◆ Task to complete:
Leave out the pictures and repeat the data exactly.

◆ Data shown:
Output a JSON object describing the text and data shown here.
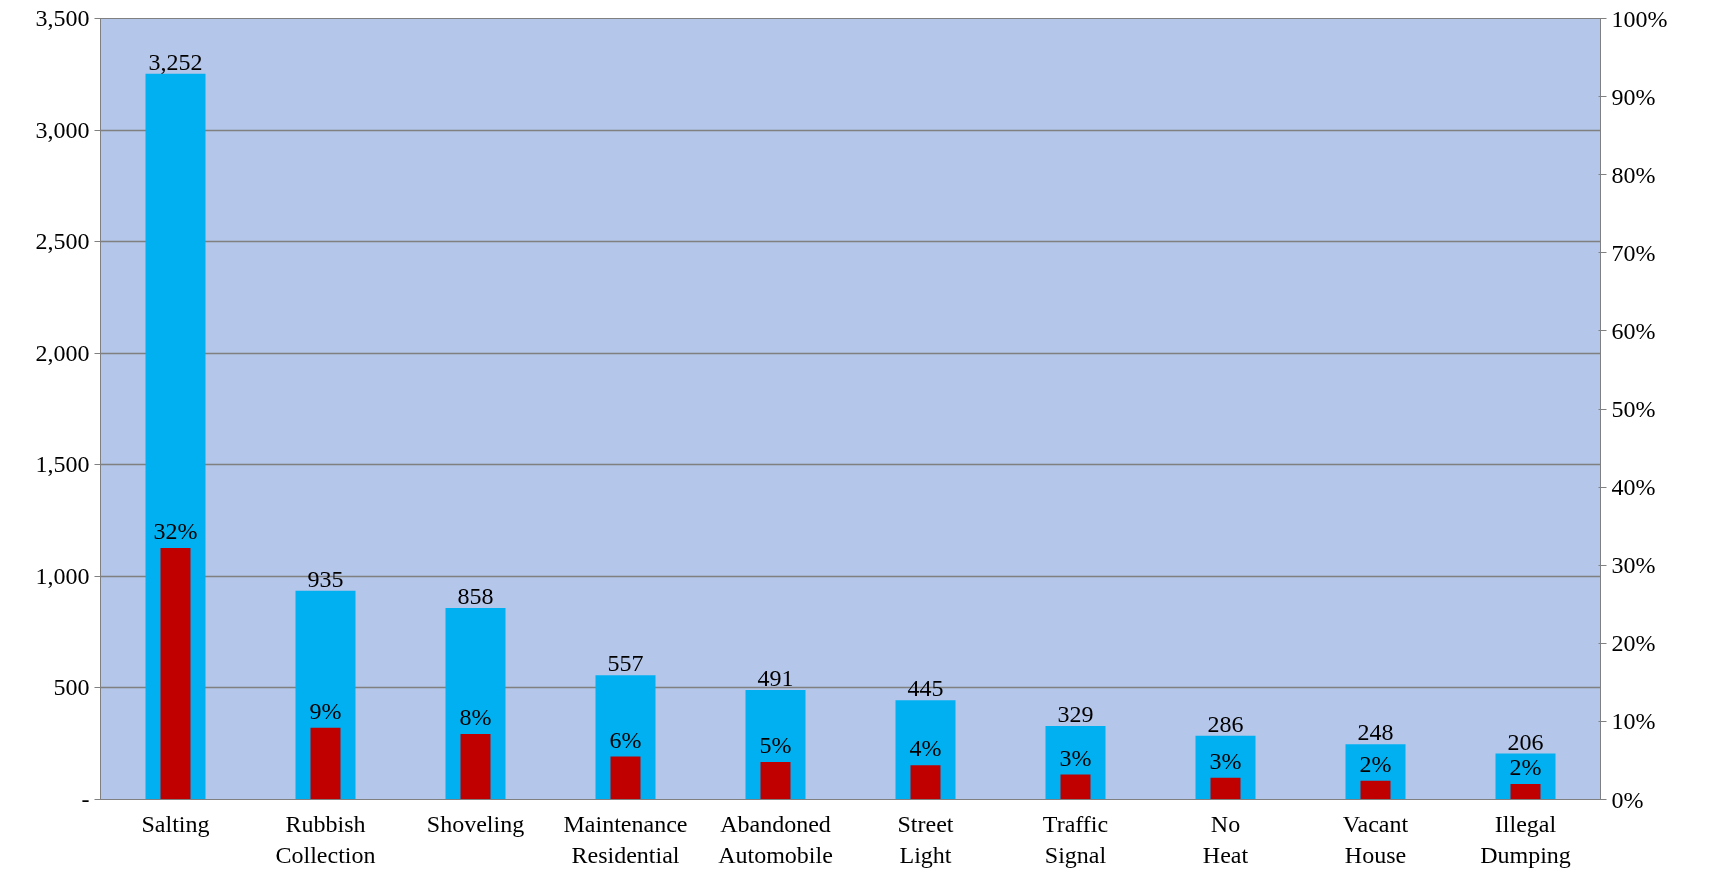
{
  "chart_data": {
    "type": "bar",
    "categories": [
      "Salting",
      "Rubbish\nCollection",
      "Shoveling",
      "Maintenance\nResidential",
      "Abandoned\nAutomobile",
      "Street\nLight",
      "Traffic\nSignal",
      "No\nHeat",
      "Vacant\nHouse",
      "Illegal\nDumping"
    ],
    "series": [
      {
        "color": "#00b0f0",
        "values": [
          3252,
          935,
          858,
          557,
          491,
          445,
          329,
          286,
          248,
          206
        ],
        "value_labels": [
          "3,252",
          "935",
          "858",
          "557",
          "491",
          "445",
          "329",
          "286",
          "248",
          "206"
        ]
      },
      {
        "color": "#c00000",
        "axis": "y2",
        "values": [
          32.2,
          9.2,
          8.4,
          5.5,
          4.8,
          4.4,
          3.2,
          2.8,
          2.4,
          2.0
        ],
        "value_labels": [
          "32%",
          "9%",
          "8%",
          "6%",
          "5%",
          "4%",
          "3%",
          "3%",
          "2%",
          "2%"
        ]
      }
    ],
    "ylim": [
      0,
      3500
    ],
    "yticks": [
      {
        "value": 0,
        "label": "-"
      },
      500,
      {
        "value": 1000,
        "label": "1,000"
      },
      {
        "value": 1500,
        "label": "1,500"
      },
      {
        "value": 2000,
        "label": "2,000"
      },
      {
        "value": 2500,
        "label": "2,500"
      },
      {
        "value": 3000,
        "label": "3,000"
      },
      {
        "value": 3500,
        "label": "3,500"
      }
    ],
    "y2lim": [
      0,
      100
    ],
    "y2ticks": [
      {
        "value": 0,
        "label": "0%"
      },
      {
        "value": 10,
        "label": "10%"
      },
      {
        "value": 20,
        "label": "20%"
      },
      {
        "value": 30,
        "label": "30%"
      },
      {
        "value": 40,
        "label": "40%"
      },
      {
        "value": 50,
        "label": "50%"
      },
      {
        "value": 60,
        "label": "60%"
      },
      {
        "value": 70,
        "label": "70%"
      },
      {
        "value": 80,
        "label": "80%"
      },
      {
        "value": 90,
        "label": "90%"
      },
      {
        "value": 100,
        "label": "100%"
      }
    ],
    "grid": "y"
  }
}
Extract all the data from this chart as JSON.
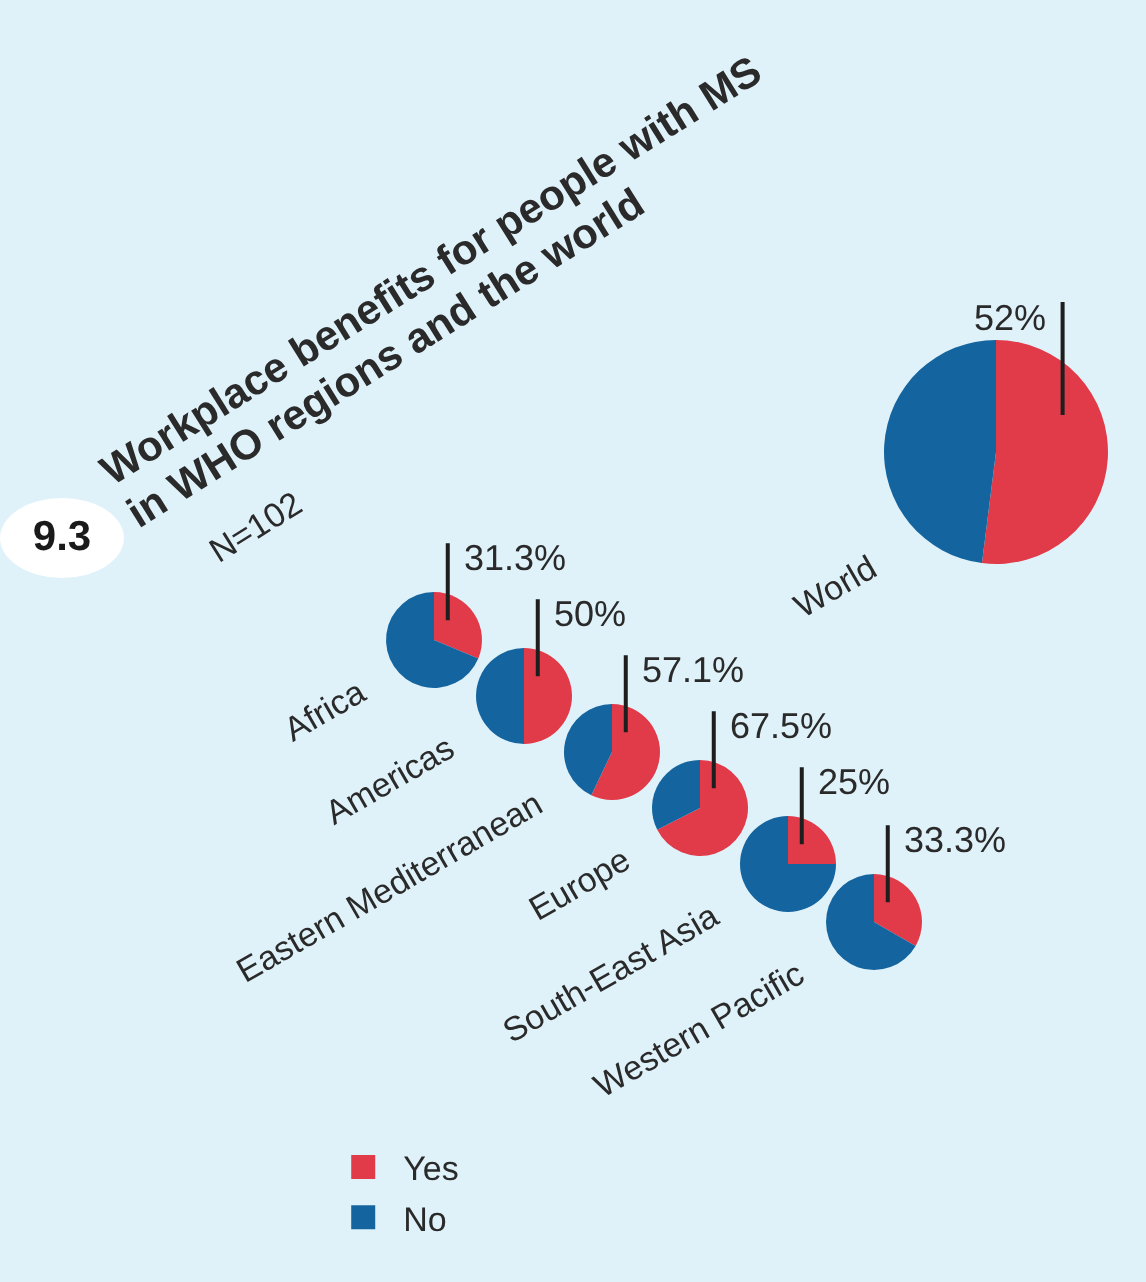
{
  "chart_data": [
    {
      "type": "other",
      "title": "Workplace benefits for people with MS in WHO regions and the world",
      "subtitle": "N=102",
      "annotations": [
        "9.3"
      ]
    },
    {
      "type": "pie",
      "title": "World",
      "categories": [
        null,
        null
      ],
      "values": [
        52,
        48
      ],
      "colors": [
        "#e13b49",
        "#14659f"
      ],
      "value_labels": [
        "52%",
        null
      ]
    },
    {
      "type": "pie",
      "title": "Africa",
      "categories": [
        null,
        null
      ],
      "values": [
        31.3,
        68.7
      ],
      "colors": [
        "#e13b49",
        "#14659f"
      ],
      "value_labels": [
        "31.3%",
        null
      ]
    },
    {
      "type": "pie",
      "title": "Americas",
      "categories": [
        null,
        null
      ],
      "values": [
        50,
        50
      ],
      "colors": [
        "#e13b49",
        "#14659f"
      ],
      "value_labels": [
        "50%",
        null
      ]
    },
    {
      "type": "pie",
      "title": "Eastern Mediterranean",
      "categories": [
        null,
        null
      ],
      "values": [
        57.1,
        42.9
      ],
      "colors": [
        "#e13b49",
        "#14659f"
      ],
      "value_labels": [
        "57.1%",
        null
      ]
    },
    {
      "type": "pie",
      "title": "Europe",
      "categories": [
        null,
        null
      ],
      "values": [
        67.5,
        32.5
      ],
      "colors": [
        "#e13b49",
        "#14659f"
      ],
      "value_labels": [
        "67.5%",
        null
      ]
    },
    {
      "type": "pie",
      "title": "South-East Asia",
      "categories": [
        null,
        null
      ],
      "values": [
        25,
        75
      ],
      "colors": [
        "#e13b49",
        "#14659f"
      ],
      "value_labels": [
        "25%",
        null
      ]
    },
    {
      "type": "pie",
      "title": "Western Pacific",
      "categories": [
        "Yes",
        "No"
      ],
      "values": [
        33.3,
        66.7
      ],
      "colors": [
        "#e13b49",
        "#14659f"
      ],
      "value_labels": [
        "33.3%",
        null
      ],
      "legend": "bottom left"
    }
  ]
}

◆ Output for this exercise:
Output a JSON object describing the text and data shown here.
{
  "chart_data": {
    "type": "bar",
    "categories": [
      "Salting",
      "Rubbish\nCollection",
      "Shoveling",
      "Maintenance\nResidential",
      "Abandoned\nAutomobile",
      "Street\nLight",
      "Traffic\nSignal",
      "No\nHeat",
      "Vacant\nHouse",
      "Illegal\nDumping"
    ],
    "series": [
      {
        "color": "#00b0f0",
        "values": [
          3252,
          935,
          858,
          557,
          491,
          445,
          329,
          286,
          248,
          206
        ],
        "value_labels": [
          "3,252",
          "935",
          "858",
          "557",
          "491",
          "445",
          "329",
          "286",
          "248",
          "206"
        ]
      },
      {
        "color": "#c00000",
        "axis": "y2",
        "values": [
          32.2,
          9.2,
          8.4,
          5.5,
          4.8,
          4.4,
          3.2,
          2.8,
          2.4,
          2.0
        ],
        "value_labels": [
          "32%",
          "9%",
          "8%",
          "6%",
          "5%",
          "4%",
          "3%",
          "3%",
          "2%",
          "2%"
        ]
      }
    ],
    "ylim": [
      0,
      3500
    ],
    "yticks": [
      {
        "value": 0,
        "label": "-"
      },
      500,
      {
        "value": 1000,
        "label": "1,000"
      },
      {
        "value": 1500,
        "label": "1,500"
      },
      {
        "value": 2000,
        "label": "2,000"
      },
      {
        "value": 2500,
        "label": "2,500"
      },
      {
        "value": 3000,
        "label": "3,000"
      },
      {
        "value": 3500,
        "label": "3,500"
      }
    ],
    "y2lim": [
      0,
      100
    ],
    "y2ticks": [
      {
        "value": 0,
        "label": "0%"
      },
      {
        "value": 10,
        "label": "10%"
      },
      {
        "value": 20,
        "label": "20%"
      },
      {
        "value": 30,
        "label": "30%"
      },
      {
        "value": 40,
        "label": "40%"
      },
      {
        "value": 50,
        "label": "50%"
      },
      {
        "value": 60,
        "label": "60%"
      },
      {
        "value": 70,
        "label": "70%"
      },
      {
        "value": 80,
        "label": "80%"
      },
      {
        "value": 90,
        "label": "90%"
      },
      {
        "value": 100,
        "label": "100%"
      }
    ],
    "grid": "y"
  }
}
Extract all the data from this chart as JSON.
{
  "chart_data": [
    {
      "type": "other",
      "title": "Workplace benefits for people with MS in WHO regions and the world",
      "subtitle": "N=102",
      "annotations": [
        "9.3"
      ]
    },
    {
      "type": "pie",
      "title": "World",
      "categories": [
        null,
        null
      ],
      "values": [
        52,
        48
      ],
      "colors": [
        "#e13b49",
        "#14659f"
      ],
      "value_labels": [
        "52%",
        null
      ]
    },
    {
      "type": "pie",
      "title": "Africa",
      "categories": [
        null,
        null
      ],
      "values": [
        31.3,
        68.7
      ],
      "colors": [
        "#e13b49",
        "#14659f"
      ],
      "value_labels": [
        "31.3%",
        null
      ]
    },
    {
      "type": "pie",
      "title": "Americas",
      "categories": [
        null,
        null
      ],
      "values": [
        50,
        50
      ],
      "colors": [
        "#e13b49",
        "#14659f"
      ],
      "value_labels": [
        "50%",
        null
      ]
    },
    {
      "type": "pie",
      "title": "Eastern Mediterranean",
      "categories": [
        null,
        null
      ],
      "values": [
        57.1,
        42.9
      ],
      "colors": [
        "#e13b49",
        "#14659f"
      ],
      "value_labels": [
        "57.1%",
        null
      ]
    },
    {
      "type": "pie",
      "title": "Europe",
      "categories": [
        null,
        null
      ],
      "values": [
        67.5,
        32.5
      ],
      "colors": [
        "#e13b49",
        "#14659f"
      ],
      "value_labels": [
        "67.5%",
        null
      ]
    },
    {
      "type": "pie",
      "title": "South-East Asia",
      "categories": [
        null,
        null
      ],
      "values": [
        25,
        75
      ],
      "colors": [
        "#e13b49",
        "#14659f"
      ],
      "value_labels": [
        "25%",
        null
      ]
    },
    {
      "type": "pie",
      "title": "Western Pacific",
      "categories": [
        "Yes",
        "No"
      ],
      "values": [
        33.3,
        66.7
      ],
      "colors": [
        "#e13b49",
        "#14659f"
      ],
      "value_labels": [
        "33.3%",
        null
      ],
      "legend": "bottom left"
    }
  ]
}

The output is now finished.